Stored records
— start —

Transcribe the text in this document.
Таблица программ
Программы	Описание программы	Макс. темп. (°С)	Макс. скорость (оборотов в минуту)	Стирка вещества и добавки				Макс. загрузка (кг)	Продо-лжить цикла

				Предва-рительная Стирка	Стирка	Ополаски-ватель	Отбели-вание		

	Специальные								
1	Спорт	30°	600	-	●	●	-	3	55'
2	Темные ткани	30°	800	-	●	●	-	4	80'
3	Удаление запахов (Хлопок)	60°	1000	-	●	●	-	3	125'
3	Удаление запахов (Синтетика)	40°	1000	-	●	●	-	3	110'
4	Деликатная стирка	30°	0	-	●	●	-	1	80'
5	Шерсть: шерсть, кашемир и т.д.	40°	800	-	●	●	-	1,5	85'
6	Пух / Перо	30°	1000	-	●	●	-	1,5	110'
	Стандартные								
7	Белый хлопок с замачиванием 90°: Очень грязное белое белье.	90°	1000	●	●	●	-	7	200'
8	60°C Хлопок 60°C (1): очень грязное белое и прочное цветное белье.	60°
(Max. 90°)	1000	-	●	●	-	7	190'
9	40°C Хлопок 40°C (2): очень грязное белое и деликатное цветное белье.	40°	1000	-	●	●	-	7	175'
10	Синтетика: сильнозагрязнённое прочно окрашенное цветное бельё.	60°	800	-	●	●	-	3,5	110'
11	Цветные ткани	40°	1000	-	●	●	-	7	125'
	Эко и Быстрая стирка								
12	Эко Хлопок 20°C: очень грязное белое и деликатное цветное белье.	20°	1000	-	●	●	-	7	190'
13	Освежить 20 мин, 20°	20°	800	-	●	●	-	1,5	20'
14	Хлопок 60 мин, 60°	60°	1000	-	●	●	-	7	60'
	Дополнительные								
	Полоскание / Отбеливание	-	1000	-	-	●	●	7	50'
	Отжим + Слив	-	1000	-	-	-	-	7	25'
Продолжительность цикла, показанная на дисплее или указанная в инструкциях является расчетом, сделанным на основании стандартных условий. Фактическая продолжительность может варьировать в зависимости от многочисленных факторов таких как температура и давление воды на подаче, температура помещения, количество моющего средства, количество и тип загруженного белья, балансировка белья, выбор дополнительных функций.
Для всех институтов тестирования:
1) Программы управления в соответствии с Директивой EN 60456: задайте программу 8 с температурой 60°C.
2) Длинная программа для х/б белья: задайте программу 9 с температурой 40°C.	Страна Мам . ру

— end —
— start —

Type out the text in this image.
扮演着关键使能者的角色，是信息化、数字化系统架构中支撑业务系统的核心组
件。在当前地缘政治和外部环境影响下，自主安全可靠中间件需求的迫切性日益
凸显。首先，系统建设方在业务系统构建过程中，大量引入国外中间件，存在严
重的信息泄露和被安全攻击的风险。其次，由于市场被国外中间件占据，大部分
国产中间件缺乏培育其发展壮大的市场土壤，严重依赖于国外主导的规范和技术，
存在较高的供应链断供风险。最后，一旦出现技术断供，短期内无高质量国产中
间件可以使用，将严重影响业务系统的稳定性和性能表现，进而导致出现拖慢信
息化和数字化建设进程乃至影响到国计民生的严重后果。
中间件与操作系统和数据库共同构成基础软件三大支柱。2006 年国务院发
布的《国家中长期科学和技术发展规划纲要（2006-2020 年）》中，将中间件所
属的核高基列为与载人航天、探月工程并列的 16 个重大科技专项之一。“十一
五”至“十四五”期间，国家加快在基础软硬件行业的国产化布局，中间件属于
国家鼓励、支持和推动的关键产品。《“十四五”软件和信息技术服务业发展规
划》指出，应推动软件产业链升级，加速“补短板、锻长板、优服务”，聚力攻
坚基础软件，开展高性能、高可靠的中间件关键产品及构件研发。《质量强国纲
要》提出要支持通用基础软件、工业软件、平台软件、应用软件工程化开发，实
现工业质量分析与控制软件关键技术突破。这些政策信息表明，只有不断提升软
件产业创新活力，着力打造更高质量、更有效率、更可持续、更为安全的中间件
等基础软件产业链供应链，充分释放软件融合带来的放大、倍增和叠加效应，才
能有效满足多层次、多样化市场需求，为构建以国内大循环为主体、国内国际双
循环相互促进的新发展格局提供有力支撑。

— end —

Reply with one number only: the count of lines in the entries that contain "белья".

**WRITTEN SOLUTION:**
2